• Exercise aim
Give the entries again exactly, every one of them.

• Stored records
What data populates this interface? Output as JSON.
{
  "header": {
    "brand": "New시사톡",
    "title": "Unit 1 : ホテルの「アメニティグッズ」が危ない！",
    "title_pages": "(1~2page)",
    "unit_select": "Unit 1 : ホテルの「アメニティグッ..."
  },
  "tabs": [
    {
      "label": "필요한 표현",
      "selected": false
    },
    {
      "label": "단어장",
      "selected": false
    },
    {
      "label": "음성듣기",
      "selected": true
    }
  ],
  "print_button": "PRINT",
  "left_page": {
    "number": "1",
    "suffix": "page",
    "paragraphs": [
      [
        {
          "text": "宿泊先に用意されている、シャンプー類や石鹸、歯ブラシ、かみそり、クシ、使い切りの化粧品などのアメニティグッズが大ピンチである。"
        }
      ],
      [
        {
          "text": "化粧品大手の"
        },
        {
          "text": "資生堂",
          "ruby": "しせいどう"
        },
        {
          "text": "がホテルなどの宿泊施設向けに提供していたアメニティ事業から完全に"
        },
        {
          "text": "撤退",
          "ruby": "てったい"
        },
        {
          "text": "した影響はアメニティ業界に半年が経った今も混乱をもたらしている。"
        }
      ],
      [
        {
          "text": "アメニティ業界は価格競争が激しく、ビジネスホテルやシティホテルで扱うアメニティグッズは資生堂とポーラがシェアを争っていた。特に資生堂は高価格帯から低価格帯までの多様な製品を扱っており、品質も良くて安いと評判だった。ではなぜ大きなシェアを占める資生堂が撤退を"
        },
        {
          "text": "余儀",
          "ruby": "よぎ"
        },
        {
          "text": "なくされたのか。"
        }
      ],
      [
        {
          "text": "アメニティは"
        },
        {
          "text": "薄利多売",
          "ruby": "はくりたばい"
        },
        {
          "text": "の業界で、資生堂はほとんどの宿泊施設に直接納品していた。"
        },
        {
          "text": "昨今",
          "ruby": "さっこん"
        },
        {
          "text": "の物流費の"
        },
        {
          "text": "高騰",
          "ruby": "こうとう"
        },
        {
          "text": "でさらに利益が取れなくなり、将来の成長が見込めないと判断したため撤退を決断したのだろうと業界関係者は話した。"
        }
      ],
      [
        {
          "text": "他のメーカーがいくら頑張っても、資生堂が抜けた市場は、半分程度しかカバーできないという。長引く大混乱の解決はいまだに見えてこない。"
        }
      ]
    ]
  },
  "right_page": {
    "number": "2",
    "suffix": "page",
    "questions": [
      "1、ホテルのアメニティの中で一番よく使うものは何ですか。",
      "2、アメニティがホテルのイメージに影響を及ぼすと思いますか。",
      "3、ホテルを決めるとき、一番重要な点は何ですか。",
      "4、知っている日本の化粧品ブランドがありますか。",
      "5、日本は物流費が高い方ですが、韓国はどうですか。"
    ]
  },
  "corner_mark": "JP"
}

• Full solution
What data populates this interface? Output as JSON.
{
  "header": {
    "brand": "New시사톡",
    "title": "Unit 1 : ホテルの「アメニティグッズ」が危ない！",
    "title_pages": "(1~2page)",
    "unit_select": "Unit 1 : ホテルの「アメニティグッ..."
  },
  "tabs": [
    {
      "label": "필요한 표현",
      "selected": false
    },
    {
      "label": "단어장",
      "selected": false
    },
    {
      "label": "음성듣기",
      "selected": true
    }
  ],
  "print_button": "PRINT",
  "left_page": {
    "number": "1",
    "suffix": "page",
    "paragraphs": [
      [
        {
          "text": "宿泊先に用意されている、シャンプー類や石鹸、歯ブラシ、かみそり、クシ、使い切りの化粧品などのアメニティグッズが大ピンチである。"
        }
      ],
      [
        {
          "text": "化粧品大手の"
        },
        {
          "text": "資生堂",
          "ruby": "しせいどう"
        },
        {
          "text": "がホテルなどの宿泊施設向けに提供していたアメニティ事業から完全に"
        },
        {
          "text": "撤退",
          "ruby": "てったい"
        },
        {
          "text": "した影響はアメニティ業界に半年が経った今も混乱をもたらしている。"
        }
      ],
      [
        {
          "text": "アメニティ業界は価格競争が激しく、ビジネスホテルやシティホテルで扱うアメニティグッズは資生堂とポーラがシェアを争っていた。特に資生堂は高価格帯から低価格帯までの多様な製品を扱っており、品質も良くて安いと評判だった。ではなぜ大きなシェアを占める資生堂が撤退を"
        },
        {
          "text": "余儀",
          "ruby": "よぎ"
        },
        {
          "text": "なくされたのか。"
        }
      ],
      [
        {
          "text": "アメニティは"
        },
        {
          "text": "薄利多売",
          "ruby": "はくりたばい"
        },
        {
          "text": "の業界で、資生堂はほとんどの宿泊施設に直接納品していた。"
        },
        {
          "text": "昨今",
          "ruby": "さっこん"
        },
        {
          "text": "の物流費の"
        },
        {
          "text": "高騰",
          "ruby": "こうとう"
        },
        {
          "text": "でさらに利益が取れなくなり、将来の成長が見込めないと判断したため撤退を決断したのだろうと業界関係者は話した。"
        }
      ],
      [
        {
          "text": "他のメーカーがいくら頑張っても、資生堂が抜けた市場は、半分程度しかカバーできないという。長引く大混乱の解決はいまだに見えてこない。"
        }
      ]
    ]
  },
  "right_page": {
    "number": "2",
    "suffix": "page",
    "questions": [
      "1、ホテルのアメニティの中で一番よく使うものは何ですか。",
      "2、アメニティがホテルのイメージに影響を及ぼすと思いますか。",
      "3、ホテルを決めるとき、一番重要な点は何ですか。",
      "4、知っている日本の化粧品ブランドがありますか。",
      "5、日本は物流費が高い方ですが、韓国はどうですか。"
    ]
  },
  "corner_mark": "JP"
}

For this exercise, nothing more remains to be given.